Begin Given data

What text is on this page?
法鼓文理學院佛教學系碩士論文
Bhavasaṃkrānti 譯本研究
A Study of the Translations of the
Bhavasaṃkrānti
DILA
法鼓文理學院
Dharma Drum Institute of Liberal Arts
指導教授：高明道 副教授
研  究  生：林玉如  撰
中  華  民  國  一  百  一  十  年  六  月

End Given data
Begin Given data

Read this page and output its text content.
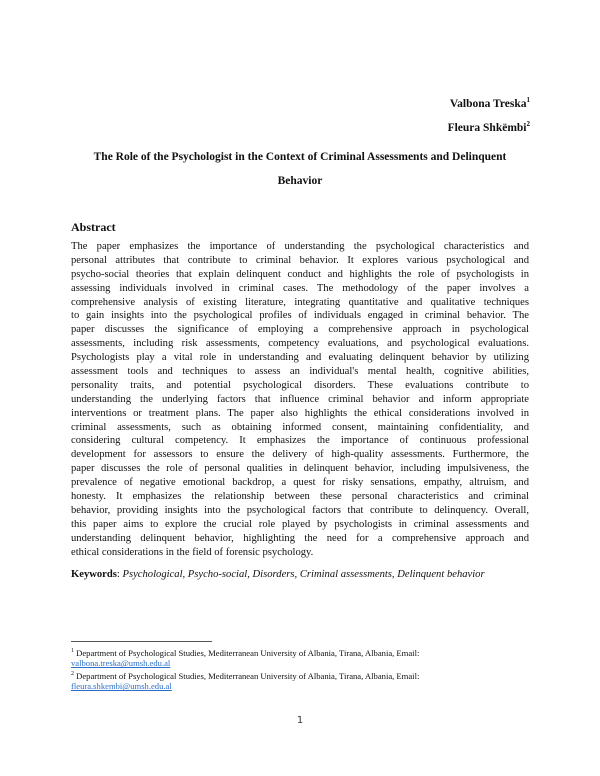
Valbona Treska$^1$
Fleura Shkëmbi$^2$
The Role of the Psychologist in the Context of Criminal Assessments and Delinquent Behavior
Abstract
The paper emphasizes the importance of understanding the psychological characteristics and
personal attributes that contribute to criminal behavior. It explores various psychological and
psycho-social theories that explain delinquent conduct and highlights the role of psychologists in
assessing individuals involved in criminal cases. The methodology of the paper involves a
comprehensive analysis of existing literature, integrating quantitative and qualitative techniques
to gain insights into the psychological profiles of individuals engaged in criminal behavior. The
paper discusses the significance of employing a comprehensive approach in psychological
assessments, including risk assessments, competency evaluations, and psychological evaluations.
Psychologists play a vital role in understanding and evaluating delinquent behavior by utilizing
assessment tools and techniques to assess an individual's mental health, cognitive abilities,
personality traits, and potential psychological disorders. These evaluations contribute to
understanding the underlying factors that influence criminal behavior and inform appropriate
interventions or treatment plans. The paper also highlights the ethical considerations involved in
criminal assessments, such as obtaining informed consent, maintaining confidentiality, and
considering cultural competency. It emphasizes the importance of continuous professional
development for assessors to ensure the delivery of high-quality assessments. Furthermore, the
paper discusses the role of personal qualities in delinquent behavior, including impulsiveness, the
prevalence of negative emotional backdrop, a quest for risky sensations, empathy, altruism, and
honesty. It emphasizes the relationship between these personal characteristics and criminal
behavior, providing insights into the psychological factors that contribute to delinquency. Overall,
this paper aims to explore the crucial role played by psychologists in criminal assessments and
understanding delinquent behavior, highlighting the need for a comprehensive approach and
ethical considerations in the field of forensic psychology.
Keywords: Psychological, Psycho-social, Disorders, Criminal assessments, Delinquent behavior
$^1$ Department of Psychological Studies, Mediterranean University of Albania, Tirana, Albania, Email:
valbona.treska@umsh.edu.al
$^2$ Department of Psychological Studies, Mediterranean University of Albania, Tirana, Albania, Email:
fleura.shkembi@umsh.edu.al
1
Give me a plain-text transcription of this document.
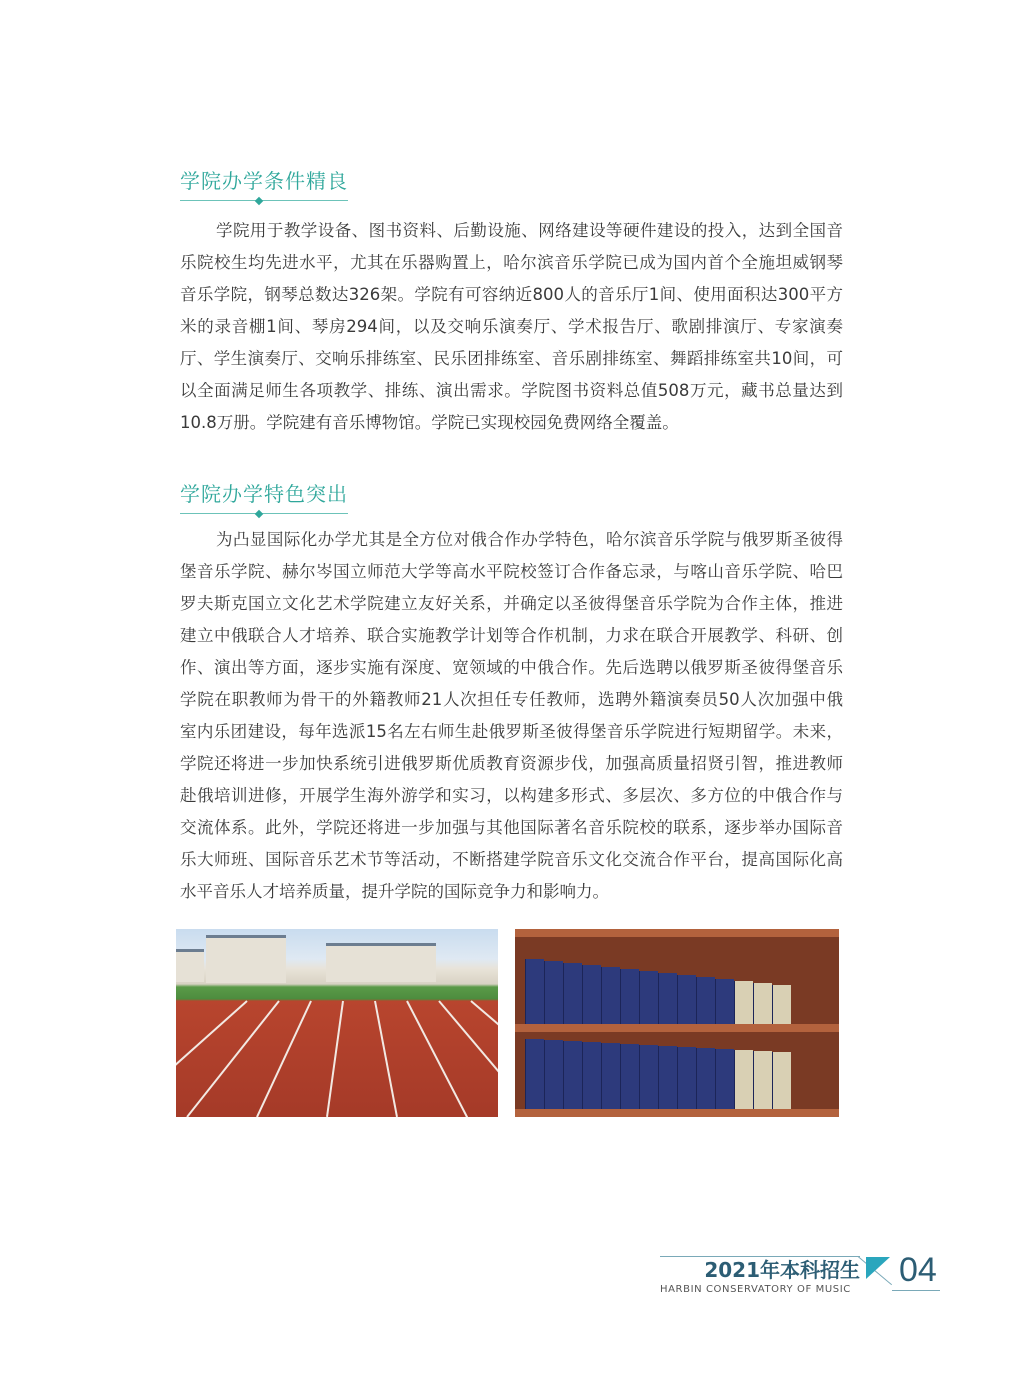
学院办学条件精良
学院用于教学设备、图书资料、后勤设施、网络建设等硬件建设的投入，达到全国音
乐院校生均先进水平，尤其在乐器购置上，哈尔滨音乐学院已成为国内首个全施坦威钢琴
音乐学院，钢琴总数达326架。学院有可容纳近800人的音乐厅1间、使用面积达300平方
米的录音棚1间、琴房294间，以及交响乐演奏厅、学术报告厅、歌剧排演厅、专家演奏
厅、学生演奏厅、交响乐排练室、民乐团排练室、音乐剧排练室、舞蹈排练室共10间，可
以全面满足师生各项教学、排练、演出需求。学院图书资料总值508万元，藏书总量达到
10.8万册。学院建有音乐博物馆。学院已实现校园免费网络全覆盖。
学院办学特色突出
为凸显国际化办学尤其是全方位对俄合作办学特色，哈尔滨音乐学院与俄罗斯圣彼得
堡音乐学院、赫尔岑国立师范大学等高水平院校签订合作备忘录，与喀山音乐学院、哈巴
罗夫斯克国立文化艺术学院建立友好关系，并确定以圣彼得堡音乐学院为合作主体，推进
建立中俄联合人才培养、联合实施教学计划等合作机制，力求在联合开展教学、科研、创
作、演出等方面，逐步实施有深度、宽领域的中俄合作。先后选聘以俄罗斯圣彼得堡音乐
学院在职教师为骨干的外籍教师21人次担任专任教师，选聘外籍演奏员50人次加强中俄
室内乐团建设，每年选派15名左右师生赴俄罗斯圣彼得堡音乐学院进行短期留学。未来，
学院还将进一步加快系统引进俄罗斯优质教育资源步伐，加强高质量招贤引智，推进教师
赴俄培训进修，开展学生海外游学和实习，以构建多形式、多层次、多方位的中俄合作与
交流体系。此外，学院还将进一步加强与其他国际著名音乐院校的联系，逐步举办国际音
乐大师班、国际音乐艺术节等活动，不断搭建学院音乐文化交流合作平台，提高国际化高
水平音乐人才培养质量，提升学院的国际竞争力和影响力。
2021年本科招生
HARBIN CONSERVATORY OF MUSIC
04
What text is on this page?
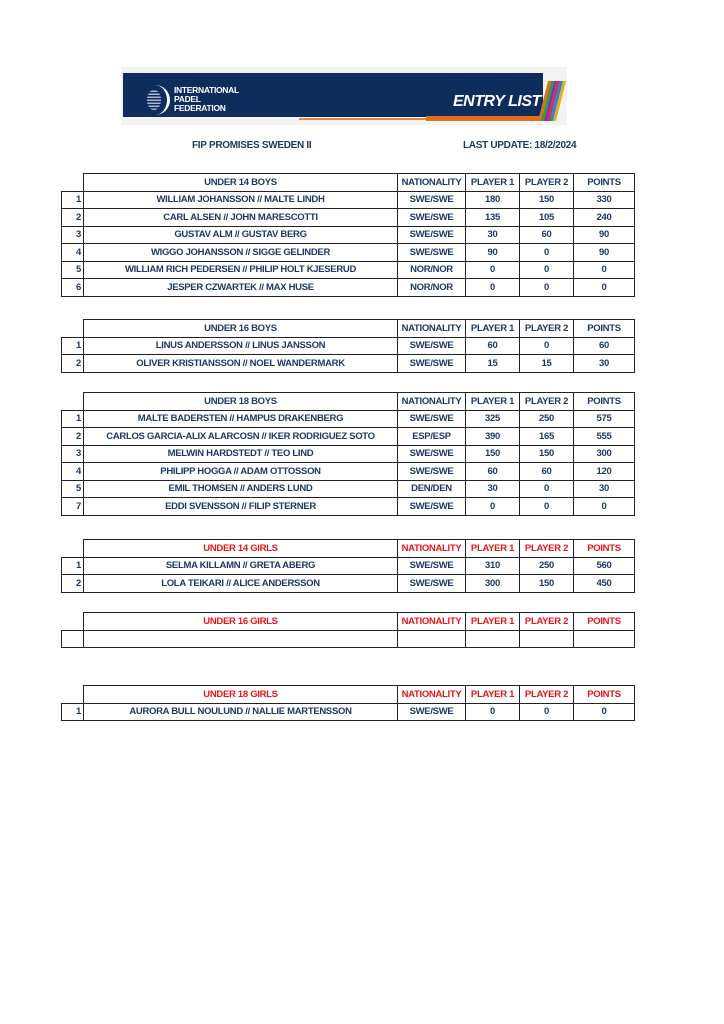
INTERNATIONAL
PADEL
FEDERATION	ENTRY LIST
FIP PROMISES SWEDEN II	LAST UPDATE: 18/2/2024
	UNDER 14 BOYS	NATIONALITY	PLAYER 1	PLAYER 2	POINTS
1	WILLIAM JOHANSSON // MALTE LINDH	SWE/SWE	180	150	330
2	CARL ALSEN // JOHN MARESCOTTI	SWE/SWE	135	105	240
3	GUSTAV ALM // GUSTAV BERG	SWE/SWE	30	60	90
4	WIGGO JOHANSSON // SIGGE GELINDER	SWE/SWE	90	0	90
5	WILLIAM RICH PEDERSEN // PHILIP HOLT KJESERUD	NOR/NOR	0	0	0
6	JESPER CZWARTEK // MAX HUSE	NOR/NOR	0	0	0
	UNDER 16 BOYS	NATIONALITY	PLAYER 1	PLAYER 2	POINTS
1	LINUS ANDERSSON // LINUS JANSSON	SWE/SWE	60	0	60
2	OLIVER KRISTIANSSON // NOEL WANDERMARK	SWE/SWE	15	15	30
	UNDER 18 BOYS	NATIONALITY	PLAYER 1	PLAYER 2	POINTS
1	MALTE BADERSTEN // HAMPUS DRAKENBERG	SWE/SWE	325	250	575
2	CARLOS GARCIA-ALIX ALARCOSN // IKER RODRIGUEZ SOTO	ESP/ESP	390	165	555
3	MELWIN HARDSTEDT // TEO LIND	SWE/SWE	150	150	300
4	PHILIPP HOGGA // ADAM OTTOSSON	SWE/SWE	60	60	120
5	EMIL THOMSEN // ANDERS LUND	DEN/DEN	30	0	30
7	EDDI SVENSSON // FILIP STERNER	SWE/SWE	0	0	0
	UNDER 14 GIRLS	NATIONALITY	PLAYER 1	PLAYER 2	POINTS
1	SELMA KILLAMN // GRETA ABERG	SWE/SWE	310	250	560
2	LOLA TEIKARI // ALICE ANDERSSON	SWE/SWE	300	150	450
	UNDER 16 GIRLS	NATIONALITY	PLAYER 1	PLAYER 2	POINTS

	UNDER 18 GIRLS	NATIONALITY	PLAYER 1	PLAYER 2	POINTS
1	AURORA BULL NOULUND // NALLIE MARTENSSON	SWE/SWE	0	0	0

End Given data
Begin Given data

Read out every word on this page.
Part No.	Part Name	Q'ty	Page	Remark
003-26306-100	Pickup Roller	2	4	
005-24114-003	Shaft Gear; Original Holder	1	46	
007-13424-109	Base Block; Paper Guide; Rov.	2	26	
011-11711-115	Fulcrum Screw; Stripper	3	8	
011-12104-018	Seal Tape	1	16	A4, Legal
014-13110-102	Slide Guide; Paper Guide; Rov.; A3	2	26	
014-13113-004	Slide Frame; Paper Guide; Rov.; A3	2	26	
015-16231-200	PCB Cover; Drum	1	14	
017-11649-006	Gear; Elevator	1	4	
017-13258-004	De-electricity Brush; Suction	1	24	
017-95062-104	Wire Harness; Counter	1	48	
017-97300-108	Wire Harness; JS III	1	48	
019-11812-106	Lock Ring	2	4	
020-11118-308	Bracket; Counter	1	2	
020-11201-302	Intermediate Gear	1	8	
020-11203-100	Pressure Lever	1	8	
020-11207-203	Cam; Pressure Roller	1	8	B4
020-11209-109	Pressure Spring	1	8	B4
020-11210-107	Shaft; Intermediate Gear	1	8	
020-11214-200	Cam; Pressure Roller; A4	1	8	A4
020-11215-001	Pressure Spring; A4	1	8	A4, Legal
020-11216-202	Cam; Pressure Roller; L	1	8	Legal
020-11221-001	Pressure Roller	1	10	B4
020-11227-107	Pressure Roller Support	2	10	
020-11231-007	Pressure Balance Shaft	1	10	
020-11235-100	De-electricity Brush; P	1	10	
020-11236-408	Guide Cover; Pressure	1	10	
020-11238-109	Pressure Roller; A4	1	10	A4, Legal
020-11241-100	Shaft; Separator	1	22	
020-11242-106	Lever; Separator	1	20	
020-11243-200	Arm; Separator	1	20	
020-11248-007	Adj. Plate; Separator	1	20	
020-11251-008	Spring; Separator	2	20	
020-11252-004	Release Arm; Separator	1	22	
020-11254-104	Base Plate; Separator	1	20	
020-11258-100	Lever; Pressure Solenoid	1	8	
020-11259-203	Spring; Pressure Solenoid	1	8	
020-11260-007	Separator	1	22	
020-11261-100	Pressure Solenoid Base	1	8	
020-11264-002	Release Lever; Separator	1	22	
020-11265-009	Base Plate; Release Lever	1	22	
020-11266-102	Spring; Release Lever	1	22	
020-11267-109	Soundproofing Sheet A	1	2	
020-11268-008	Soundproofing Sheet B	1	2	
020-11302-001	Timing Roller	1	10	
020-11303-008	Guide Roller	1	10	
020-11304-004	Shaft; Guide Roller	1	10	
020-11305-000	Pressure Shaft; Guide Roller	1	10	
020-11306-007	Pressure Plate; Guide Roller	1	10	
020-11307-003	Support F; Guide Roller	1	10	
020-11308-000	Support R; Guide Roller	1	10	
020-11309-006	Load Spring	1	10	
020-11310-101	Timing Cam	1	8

End Given data

Count how many lines of the data include the word "Legal". Your reply should be that number alone.

[Complete answer] 4